• [Records provided]:
⁂

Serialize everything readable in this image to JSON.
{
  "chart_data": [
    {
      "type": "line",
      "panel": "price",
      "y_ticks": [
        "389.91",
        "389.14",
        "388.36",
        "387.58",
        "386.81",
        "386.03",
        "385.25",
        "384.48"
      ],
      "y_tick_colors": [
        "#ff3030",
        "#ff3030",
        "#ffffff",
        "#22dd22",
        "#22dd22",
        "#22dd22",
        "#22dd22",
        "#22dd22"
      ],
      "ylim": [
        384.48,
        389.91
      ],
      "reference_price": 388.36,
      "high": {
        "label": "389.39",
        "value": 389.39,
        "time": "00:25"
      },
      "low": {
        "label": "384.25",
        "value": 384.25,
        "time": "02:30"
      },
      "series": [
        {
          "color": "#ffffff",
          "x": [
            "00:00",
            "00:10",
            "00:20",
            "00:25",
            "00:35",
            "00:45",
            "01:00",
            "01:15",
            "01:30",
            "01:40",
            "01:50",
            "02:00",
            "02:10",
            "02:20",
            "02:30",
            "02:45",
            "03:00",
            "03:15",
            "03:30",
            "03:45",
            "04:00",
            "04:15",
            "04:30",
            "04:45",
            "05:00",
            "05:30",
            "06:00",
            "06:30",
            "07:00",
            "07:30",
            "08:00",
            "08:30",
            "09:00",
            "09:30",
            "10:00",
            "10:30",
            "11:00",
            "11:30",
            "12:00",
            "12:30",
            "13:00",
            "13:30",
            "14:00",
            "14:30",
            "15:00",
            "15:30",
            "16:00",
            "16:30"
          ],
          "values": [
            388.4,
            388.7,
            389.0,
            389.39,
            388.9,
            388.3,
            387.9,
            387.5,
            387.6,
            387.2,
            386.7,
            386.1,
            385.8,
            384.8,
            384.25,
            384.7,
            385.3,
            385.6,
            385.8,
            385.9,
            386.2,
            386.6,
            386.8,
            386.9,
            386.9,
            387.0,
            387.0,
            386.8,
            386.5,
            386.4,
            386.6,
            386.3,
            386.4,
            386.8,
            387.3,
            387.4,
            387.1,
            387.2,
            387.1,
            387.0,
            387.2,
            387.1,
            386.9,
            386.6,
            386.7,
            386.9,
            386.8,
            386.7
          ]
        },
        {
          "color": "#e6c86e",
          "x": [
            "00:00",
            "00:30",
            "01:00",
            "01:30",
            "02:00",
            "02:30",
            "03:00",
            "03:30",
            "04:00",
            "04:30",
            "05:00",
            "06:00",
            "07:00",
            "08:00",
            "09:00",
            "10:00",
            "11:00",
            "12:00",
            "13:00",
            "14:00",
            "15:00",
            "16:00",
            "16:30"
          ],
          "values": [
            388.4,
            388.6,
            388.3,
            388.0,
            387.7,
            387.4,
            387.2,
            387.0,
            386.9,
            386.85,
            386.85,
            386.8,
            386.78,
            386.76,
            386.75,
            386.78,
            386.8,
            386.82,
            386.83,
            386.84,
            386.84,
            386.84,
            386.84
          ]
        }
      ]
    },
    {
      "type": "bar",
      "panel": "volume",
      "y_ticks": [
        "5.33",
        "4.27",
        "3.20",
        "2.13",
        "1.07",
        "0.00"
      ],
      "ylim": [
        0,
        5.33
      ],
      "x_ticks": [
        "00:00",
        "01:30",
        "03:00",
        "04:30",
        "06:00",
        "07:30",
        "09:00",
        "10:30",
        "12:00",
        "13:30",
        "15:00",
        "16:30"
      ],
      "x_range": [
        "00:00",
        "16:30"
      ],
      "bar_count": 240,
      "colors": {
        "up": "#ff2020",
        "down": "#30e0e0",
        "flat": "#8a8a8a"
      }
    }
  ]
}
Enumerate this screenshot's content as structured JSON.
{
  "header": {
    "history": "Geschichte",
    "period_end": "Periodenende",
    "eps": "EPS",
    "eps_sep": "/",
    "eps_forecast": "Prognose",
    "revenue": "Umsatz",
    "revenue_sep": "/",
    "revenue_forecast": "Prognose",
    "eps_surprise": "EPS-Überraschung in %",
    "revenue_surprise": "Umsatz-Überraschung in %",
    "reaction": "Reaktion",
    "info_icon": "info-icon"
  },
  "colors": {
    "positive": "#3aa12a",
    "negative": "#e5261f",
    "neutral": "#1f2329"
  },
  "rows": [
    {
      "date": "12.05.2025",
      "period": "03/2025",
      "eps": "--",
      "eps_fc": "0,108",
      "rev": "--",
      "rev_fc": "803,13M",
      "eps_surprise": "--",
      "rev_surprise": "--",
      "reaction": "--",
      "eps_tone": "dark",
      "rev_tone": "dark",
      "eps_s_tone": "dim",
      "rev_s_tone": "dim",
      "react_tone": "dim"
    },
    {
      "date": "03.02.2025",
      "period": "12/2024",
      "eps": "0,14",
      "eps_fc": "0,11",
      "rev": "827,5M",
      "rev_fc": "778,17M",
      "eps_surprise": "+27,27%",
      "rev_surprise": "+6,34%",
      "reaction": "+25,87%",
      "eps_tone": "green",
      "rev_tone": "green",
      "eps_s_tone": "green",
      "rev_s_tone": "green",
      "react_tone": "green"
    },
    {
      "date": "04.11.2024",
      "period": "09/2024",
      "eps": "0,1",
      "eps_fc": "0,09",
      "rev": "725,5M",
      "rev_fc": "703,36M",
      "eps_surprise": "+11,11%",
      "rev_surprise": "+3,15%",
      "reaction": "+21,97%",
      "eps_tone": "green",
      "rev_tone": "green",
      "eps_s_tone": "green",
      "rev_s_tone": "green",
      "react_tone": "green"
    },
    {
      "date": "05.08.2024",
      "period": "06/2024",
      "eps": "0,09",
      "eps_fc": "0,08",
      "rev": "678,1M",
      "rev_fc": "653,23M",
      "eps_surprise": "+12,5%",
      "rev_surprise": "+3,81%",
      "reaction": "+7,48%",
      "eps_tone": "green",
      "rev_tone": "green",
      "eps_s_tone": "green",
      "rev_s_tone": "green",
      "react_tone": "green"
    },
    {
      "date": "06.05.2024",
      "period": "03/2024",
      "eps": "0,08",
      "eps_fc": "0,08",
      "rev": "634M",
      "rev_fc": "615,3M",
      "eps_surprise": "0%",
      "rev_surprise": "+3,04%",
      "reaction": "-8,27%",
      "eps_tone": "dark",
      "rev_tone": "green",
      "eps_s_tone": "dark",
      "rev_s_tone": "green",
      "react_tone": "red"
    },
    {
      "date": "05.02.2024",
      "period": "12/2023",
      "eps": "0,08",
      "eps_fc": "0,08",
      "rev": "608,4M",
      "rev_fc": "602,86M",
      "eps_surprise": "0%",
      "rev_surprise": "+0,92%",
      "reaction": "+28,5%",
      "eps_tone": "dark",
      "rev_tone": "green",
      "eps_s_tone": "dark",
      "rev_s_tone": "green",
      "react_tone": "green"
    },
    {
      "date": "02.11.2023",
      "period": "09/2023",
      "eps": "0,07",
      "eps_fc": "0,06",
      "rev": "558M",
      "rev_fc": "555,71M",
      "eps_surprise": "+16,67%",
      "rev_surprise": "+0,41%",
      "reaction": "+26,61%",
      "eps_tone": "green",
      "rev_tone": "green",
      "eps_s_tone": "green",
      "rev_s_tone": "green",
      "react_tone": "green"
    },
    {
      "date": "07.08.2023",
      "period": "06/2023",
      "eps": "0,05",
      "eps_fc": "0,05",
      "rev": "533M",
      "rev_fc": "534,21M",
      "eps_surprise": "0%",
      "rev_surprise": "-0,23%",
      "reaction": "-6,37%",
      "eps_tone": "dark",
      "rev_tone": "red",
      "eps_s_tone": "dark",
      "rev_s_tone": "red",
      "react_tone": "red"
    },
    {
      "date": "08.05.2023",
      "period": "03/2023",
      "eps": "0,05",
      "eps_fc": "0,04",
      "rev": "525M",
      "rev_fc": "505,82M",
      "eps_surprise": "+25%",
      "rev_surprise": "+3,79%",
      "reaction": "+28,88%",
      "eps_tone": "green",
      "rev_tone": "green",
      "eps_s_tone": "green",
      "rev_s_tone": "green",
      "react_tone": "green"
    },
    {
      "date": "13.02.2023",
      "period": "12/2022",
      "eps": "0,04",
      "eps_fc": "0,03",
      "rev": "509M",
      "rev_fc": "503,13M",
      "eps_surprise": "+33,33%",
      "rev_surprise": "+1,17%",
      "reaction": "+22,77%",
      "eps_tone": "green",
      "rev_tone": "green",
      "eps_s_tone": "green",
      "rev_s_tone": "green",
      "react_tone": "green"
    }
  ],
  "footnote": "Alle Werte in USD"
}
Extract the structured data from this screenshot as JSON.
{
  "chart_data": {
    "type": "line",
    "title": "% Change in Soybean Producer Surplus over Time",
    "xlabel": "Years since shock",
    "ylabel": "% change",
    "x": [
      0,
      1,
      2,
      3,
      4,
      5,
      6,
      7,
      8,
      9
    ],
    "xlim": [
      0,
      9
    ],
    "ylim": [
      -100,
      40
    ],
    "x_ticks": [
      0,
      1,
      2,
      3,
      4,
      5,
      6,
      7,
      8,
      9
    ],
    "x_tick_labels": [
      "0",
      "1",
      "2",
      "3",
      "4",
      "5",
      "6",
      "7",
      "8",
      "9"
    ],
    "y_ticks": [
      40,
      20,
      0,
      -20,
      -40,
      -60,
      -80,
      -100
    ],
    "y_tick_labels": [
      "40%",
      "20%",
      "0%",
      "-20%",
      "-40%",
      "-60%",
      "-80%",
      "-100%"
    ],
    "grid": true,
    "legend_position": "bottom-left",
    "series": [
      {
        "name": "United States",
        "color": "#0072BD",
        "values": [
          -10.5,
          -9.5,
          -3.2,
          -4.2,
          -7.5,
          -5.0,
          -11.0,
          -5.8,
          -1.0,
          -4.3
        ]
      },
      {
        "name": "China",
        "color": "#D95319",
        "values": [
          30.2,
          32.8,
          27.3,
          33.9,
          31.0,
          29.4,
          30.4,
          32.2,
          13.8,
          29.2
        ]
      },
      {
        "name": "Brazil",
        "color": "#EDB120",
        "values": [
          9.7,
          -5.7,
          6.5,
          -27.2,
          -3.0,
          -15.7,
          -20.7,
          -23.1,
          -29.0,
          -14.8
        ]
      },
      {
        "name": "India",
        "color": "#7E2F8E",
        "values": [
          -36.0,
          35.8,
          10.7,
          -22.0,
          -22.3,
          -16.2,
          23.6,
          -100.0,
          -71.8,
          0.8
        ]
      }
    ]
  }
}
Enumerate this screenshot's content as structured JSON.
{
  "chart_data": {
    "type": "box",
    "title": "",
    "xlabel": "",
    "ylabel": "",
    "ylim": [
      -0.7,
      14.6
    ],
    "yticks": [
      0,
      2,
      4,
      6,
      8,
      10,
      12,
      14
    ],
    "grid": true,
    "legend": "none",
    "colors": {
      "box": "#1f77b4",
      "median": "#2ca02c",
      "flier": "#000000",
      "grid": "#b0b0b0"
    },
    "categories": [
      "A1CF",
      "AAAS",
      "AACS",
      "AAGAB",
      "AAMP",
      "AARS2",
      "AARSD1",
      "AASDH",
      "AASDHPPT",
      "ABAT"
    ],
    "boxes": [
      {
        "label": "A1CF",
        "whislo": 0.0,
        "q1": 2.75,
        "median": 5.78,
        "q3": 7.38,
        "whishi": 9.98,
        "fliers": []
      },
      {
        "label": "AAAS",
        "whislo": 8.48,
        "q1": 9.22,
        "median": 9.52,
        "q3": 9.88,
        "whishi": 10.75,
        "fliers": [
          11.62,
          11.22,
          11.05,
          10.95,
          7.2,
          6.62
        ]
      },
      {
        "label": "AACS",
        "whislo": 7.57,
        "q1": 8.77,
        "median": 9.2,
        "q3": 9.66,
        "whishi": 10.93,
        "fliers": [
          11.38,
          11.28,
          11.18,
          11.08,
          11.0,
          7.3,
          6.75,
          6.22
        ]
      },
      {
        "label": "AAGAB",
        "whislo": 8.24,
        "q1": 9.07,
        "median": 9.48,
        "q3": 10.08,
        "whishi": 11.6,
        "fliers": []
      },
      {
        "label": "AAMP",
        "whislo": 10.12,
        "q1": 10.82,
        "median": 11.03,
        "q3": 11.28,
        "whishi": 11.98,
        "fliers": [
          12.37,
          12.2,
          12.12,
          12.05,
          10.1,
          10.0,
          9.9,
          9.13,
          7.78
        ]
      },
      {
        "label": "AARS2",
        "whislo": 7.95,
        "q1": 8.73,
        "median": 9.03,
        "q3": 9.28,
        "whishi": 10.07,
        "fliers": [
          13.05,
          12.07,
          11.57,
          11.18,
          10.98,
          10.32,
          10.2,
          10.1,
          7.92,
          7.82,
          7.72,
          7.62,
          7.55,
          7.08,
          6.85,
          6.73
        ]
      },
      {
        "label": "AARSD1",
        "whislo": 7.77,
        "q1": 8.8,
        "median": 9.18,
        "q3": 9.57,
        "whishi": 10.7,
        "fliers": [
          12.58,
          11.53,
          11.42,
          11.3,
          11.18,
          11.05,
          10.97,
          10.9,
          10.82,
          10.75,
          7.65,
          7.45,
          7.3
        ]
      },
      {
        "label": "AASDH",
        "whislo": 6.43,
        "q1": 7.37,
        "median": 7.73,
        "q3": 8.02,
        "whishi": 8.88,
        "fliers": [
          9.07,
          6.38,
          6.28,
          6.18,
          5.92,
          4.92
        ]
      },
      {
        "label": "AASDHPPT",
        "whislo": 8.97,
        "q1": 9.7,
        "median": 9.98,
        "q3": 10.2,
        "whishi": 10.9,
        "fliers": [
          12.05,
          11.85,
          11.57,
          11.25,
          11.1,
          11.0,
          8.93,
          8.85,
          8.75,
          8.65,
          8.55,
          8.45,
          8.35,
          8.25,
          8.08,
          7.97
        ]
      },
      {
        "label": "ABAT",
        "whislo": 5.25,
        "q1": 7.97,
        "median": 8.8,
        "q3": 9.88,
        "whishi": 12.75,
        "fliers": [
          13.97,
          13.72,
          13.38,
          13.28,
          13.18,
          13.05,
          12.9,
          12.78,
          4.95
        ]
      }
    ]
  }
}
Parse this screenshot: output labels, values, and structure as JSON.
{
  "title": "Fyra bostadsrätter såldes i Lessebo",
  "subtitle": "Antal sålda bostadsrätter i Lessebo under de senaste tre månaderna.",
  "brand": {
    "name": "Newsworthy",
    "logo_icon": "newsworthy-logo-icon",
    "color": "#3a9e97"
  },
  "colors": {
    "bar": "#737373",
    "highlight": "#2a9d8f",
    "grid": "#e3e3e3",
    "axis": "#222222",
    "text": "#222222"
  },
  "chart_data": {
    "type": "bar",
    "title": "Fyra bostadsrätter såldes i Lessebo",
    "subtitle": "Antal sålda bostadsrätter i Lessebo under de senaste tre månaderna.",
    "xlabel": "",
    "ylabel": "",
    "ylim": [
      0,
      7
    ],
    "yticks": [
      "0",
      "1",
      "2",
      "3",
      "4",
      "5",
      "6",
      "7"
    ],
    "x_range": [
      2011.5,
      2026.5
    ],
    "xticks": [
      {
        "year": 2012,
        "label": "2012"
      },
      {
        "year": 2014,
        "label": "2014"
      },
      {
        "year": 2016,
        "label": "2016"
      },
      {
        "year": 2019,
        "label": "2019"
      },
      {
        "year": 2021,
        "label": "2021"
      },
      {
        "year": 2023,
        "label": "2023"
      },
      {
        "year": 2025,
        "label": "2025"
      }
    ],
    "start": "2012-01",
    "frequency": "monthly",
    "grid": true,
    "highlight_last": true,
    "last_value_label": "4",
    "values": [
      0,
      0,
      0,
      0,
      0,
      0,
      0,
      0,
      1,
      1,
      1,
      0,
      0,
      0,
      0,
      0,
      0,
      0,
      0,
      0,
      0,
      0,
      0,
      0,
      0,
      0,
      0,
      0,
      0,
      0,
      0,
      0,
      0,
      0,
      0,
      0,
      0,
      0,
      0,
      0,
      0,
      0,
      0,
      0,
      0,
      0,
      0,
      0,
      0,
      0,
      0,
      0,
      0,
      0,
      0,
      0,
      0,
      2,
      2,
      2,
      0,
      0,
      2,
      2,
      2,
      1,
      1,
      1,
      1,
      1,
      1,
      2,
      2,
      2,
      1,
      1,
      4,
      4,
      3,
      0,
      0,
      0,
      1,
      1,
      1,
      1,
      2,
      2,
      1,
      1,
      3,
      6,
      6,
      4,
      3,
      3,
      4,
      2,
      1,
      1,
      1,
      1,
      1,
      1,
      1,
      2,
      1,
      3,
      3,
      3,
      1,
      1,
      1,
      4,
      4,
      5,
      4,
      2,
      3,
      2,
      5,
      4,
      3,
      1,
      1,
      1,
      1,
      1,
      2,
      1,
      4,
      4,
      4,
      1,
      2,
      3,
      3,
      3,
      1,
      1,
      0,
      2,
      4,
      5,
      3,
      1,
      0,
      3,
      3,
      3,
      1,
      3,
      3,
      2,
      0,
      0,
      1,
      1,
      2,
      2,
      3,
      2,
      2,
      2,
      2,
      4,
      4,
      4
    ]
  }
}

⁂

• [Work to complete]: Pick out every line of the listing containing the word "whishi", and show those lines.

• [Task solution]:
        "whishi": 9.98,
        "whishi": 10.75,
        "whishi": 10.93,
        "whishi": 11.6,
        "whishi": 11.98,
        "whishi": 10.07,
        "whishi": 10.7,
        "whishi": 8.88,
        "whishi": 10.9,
        "whishi": 12.75,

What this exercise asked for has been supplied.